- [Input for this task]
··········

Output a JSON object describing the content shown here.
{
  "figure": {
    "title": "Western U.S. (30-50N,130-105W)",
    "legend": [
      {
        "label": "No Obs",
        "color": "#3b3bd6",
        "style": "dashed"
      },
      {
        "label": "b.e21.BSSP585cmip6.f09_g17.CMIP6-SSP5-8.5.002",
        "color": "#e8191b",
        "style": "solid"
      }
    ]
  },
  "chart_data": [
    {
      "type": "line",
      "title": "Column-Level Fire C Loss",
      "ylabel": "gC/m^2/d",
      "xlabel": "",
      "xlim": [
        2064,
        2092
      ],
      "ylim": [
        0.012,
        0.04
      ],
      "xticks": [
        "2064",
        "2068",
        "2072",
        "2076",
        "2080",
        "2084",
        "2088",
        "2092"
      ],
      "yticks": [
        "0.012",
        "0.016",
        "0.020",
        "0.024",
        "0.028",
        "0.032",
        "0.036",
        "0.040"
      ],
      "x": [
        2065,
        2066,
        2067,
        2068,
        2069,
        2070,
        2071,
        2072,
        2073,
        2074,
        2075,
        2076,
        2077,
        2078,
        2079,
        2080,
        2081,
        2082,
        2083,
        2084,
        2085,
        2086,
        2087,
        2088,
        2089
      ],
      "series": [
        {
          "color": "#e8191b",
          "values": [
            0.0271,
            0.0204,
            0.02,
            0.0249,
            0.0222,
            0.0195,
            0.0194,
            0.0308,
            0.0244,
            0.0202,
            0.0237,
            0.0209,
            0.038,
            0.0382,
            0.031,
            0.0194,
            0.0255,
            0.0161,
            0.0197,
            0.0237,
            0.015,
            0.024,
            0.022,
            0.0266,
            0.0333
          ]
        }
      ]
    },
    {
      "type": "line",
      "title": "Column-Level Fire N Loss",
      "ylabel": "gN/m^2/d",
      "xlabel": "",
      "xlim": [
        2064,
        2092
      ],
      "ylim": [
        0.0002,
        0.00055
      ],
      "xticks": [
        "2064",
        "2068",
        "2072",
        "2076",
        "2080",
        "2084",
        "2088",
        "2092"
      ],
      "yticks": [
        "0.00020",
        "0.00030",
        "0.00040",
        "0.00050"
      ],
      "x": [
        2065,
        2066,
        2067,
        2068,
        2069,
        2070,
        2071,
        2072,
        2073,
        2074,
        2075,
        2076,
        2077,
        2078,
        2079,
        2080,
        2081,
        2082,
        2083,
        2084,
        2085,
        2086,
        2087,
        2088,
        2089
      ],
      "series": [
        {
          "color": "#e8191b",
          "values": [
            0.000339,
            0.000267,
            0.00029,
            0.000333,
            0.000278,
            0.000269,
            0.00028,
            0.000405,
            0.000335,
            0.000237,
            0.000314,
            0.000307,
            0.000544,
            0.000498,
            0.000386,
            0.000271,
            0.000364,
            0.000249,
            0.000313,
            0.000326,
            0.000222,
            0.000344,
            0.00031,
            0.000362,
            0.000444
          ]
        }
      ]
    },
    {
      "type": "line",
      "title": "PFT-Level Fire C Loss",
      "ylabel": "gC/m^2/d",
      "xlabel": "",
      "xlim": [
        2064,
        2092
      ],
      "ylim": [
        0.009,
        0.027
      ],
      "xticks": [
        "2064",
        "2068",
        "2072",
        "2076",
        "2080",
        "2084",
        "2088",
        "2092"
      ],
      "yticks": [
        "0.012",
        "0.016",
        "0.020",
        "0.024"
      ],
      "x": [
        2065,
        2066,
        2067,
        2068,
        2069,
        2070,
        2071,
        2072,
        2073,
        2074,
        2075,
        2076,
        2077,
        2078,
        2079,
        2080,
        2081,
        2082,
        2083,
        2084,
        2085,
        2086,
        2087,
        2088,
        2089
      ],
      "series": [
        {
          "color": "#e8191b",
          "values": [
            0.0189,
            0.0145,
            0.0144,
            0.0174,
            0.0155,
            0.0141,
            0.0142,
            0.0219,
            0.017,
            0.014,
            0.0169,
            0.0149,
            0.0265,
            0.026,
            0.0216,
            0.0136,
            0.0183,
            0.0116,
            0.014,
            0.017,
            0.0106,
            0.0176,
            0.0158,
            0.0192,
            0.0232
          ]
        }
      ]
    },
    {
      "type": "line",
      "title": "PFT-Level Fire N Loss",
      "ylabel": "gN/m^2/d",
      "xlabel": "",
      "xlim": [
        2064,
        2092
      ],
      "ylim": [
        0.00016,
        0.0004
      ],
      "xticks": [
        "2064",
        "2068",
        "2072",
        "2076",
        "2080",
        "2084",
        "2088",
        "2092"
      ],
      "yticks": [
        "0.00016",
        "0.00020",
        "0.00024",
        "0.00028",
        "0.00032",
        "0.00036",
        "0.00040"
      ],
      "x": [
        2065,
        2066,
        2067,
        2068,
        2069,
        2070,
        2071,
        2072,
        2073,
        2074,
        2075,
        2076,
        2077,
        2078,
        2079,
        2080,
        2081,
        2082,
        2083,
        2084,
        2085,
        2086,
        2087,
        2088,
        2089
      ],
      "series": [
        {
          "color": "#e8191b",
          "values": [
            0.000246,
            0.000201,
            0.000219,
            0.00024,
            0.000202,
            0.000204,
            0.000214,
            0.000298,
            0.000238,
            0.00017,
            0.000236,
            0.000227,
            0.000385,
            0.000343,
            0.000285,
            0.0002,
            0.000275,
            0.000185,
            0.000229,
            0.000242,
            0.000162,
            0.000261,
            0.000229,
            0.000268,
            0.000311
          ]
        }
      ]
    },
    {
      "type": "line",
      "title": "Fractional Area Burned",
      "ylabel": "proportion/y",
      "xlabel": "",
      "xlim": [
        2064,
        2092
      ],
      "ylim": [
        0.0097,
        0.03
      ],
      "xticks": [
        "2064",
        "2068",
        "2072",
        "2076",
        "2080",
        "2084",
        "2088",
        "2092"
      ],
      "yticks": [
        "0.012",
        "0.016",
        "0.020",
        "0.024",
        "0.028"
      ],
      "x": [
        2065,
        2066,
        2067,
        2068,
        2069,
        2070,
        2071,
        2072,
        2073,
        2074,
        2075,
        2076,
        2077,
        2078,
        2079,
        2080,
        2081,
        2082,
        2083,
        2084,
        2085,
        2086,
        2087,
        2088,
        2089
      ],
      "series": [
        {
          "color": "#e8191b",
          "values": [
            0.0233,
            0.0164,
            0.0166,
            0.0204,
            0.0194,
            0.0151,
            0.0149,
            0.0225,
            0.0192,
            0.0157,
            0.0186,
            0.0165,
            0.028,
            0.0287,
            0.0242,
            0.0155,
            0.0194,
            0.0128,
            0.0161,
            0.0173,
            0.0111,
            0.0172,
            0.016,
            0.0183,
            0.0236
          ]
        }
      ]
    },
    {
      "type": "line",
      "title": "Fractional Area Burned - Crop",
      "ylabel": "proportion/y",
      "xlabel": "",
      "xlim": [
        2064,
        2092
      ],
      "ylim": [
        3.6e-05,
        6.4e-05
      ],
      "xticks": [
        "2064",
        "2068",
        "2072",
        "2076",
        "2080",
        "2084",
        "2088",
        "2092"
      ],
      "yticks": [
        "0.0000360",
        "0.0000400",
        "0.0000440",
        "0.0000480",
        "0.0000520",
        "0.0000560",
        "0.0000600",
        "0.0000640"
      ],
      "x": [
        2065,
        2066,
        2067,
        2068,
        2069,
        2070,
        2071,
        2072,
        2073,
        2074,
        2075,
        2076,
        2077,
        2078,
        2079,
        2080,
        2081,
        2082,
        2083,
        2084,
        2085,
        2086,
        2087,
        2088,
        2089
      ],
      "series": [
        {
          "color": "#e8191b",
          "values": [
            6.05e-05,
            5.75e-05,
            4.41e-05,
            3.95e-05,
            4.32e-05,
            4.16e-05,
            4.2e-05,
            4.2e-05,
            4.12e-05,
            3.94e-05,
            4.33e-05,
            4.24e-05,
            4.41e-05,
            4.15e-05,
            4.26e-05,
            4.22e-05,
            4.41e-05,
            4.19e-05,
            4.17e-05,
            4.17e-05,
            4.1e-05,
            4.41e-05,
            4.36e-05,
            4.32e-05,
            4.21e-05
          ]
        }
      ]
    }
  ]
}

··········

- [Task directions] Whichever lines contain the string "Fire", select and copy them.

- [Completed task]
      "title": "Column-Level Fire C Loss",
      "title": "Column-Level Fire N Loss",
      "title": "PFT-Level Fire C Loss",
      "title": "PFT-Level Fire N Loss",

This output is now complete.